**GIVEN PASSAGE**
Caloric restriction increases lifespan but affects brain integrity in grey mouse lemur primates

Abstract

The health benefits of chronic caloric restriction resulting in lifespan extension are well established in many short-lived species, but the effects in humans and other primates remain controversial. Here we report the most advanced survival data and the associated follow-up to our knowledge of age-related alterations in a cohort of grey mouse lemurs (Microcebus murinus, lemurid primate) exposed to a chronic moderate (30%) caloric restriction. Compared to control animals, caloric restriction extended lifespan by 50% (from 6.4 to 9.6 years, median survival), reduced aging-associated diseases and preserved loss of brain white matter in several brain regions. However, caloric restriction accelerated loss of grey matter throughout much of the cerebrum. Cognitive and behavioural performances were, however, not modulated by caloric restriction. Thus chronic moderate caloric restriction can extend lifespan and enhance health of a primate, but it affects brain grey matter integrity without affecting cognitive performances.

**PROVIDED RECORDS**
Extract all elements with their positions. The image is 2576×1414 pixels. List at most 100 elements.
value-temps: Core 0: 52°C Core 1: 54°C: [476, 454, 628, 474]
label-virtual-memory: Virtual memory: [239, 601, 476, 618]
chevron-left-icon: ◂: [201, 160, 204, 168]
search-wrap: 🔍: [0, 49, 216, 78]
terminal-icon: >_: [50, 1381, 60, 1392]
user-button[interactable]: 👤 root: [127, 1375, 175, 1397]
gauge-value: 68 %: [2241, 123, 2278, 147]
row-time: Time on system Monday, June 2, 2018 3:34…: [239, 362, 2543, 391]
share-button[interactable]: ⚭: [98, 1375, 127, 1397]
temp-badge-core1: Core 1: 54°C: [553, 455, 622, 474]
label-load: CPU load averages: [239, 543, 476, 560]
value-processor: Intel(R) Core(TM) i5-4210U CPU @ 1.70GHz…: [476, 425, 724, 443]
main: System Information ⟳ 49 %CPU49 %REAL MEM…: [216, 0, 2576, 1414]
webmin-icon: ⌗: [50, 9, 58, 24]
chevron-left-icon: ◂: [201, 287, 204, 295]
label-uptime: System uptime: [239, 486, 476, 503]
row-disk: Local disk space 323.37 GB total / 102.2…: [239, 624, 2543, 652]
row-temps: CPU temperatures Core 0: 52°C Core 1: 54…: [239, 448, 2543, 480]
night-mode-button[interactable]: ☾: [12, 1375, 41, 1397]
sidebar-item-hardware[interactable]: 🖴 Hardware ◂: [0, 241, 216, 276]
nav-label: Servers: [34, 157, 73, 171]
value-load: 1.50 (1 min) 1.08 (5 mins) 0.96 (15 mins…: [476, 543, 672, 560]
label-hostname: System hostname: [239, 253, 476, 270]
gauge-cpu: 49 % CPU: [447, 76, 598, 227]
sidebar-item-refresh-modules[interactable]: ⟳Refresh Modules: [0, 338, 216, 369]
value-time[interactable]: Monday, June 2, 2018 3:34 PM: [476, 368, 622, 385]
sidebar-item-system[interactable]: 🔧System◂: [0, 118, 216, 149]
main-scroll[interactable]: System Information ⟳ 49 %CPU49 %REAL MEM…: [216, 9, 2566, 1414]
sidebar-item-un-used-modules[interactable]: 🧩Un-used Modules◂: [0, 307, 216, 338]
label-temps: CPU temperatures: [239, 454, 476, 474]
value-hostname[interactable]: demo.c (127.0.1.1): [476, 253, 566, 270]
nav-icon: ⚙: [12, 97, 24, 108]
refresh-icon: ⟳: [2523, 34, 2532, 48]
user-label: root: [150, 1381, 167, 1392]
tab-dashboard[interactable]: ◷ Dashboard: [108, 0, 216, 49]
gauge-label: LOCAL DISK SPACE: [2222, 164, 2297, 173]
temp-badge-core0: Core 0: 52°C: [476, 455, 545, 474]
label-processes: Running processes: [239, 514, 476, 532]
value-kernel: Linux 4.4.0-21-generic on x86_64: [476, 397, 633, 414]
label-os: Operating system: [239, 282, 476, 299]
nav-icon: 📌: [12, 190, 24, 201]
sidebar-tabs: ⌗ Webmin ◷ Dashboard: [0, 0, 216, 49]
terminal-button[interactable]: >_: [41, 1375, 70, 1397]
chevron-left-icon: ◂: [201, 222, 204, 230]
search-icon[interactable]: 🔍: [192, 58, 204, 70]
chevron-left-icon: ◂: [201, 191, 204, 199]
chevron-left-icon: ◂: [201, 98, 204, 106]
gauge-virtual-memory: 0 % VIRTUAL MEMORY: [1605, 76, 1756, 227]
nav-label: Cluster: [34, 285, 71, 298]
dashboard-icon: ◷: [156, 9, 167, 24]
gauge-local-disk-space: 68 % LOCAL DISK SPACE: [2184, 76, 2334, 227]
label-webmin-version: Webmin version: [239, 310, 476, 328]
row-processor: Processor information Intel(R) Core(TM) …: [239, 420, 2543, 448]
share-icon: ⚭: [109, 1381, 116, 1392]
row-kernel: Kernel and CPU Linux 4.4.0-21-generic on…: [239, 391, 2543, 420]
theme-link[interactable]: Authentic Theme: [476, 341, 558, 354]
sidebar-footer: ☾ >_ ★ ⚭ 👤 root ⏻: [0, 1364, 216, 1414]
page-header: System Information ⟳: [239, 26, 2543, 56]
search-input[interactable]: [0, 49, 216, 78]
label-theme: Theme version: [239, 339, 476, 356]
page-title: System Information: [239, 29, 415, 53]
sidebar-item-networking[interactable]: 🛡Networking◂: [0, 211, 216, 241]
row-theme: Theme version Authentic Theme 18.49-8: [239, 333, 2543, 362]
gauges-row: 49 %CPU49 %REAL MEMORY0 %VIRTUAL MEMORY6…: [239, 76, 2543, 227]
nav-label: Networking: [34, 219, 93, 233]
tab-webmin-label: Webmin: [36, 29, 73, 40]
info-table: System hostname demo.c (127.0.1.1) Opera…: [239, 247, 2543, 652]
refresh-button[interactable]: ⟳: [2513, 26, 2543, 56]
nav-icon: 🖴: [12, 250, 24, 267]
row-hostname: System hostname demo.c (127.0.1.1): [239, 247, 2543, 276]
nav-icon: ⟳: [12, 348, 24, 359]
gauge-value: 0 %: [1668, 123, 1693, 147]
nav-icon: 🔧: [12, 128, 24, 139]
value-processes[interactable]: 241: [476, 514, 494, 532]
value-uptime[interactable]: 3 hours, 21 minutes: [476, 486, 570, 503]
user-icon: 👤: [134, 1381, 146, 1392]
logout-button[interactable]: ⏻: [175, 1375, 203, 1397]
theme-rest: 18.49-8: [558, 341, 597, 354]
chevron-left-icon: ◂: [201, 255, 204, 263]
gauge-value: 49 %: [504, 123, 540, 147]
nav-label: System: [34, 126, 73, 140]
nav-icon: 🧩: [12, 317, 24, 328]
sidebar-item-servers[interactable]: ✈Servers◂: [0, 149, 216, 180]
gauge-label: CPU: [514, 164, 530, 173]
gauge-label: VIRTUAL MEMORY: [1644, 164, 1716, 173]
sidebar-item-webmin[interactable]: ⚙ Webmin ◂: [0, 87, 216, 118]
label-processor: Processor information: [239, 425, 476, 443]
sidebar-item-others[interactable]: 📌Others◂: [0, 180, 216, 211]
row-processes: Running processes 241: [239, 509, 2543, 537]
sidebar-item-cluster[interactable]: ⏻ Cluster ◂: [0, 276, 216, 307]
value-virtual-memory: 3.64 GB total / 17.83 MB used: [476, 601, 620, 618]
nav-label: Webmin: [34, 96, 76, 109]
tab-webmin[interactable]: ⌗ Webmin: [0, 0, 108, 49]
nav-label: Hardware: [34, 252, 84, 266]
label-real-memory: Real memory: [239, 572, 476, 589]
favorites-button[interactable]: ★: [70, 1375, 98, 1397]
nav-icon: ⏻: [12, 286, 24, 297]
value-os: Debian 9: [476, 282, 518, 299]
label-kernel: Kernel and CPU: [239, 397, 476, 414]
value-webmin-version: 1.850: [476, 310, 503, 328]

**TASKS TO PERFORM**
• A. Answer each question about the mouse lemur abstract in a few words, marking each answer to match its question:
(i) By what percentage were the animals' calories restricted?
(ii) What median survival figures are given for the control and restricted animals?
(iii) How did caloric restriction affect cognitive and behavioral performance?
• B. Summarize the mouse lemur abstract in two sentences.

**RESULTS IN ORDER**
• A.
(i) 30%
(ii) 6.4 years for control animals and 9.6 years for restricted animals
(iii) It did not modulate them.

• B. In grey mouse lemurs, chronic moderate caloric restriction extended median lifespan by 50%, reduced aging-associated diseases, and preserved white matter in several brain regions. However, it accelerated grey matter loss throughout much of the cerebrum, though it did not modulate cognitive or behavioral performance.